### Records shown
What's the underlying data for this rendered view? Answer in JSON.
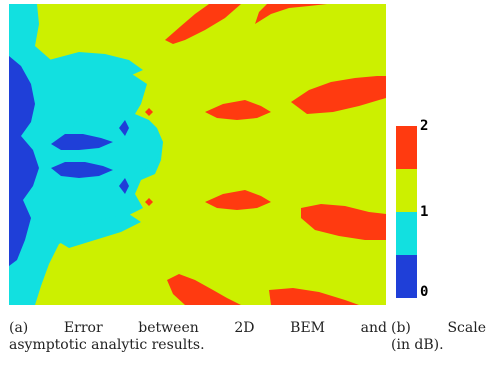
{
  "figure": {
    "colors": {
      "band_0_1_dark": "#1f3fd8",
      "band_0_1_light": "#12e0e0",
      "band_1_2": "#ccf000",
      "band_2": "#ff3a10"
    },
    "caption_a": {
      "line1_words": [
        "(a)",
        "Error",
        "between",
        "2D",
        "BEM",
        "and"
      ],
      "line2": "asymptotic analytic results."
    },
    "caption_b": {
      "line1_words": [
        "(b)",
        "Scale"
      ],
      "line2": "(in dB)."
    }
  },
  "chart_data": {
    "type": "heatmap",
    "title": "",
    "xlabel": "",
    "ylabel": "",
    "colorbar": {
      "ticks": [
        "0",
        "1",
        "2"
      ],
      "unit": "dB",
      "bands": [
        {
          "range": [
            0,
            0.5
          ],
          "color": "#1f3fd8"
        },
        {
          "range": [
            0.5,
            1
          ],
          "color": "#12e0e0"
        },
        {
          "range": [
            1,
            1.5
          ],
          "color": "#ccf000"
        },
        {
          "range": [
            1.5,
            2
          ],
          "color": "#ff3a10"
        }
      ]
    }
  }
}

---

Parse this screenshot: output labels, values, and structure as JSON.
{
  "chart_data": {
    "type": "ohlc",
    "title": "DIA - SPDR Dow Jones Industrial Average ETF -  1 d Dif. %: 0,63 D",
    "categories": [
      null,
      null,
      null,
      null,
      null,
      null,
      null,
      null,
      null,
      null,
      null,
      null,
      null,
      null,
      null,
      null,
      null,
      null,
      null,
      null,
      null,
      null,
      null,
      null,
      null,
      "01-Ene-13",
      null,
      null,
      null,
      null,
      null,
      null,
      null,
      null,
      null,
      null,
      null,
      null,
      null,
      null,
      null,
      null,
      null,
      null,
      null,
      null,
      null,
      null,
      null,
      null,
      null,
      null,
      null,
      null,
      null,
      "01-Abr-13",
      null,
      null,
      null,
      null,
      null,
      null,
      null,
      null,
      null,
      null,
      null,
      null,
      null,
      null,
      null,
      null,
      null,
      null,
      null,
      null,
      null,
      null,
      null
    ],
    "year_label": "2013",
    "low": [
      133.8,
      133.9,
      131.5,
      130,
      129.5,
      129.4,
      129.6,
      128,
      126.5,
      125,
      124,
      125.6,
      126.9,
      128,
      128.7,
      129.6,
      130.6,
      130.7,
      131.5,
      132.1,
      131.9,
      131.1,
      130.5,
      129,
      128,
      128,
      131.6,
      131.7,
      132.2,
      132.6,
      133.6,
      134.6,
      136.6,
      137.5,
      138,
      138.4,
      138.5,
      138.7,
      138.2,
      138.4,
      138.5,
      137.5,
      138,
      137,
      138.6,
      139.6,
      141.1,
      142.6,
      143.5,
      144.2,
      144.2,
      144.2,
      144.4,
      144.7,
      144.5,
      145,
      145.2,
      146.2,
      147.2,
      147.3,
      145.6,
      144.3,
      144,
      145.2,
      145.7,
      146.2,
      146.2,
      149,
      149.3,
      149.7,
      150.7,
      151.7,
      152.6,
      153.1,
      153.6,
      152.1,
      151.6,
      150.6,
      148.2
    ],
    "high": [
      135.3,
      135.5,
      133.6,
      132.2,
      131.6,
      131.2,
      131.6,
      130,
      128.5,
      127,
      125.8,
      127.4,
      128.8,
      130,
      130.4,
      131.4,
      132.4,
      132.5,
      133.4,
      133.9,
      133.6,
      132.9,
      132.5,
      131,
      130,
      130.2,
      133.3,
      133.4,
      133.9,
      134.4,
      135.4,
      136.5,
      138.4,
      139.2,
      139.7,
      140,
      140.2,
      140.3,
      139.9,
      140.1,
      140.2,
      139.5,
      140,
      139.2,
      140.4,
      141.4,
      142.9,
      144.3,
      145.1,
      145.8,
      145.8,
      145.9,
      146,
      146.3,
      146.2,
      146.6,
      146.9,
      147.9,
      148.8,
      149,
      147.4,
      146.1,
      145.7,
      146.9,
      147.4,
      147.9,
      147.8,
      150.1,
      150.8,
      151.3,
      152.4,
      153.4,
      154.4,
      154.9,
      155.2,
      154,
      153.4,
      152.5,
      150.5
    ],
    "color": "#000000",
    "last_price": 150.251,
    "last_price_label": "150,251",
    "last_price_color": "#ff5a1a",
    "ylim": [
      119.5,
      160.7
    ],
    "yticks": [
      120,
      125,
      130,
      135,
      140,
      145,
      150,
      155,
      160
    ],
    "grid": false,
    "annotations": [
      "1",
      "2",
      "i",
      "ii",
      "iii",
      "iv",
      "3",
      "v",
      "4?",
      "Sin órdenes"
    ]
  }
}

### Challenge
Among the lines of the data above, determine how many contain the word "this". Report the number alone.

### Solution to the problem
2